Directive
Where the word "hacia" occurs in a line, return that line.
━━━━━ Material provided ━━━━━
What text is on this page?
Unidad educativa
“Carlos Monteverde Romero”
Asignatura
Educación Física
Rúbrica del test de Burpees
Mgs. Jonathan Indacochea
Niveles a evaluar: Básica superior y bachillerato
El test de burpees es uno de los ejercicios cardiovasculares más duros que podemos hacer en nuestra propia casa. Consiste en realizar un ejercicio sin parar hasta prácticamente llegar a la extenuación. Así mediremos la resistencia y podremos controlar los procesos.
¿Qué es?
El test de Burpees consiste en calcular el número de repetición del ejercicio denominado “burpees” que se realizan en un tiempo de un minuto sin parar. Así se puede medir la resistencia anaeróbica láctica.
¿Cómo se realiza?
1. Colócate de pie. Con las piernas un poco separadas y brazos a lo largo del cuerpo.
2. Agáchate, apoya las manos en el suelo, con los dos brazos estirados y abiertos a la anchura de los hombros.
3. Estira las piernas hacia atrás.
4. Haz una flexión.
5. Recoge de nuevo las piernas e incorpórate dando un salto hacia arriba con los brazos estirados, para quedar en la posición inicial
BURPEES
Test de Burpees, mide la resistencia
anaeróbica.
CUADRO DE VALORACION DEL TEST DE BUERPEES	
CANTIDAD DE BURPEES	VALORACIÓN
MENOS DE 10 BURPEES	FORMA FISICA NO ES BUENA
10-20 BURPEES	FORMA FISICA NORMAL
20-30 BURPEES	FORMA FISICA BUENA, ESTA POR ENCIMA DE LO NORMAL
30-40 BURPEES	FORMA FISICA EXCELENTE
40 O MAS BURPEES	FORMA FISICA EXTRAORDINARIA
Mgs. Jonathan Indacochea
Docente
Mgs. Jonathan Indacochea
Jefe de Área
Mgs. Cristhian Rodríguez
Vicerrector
━━━━━
Answer for the task
3. Estira las piernas hacia atrás.
5. Recoge de nuevo las piernas e incorpórate dando un salto hacia arriba con los brazos estirados, para quedar en la posición inicial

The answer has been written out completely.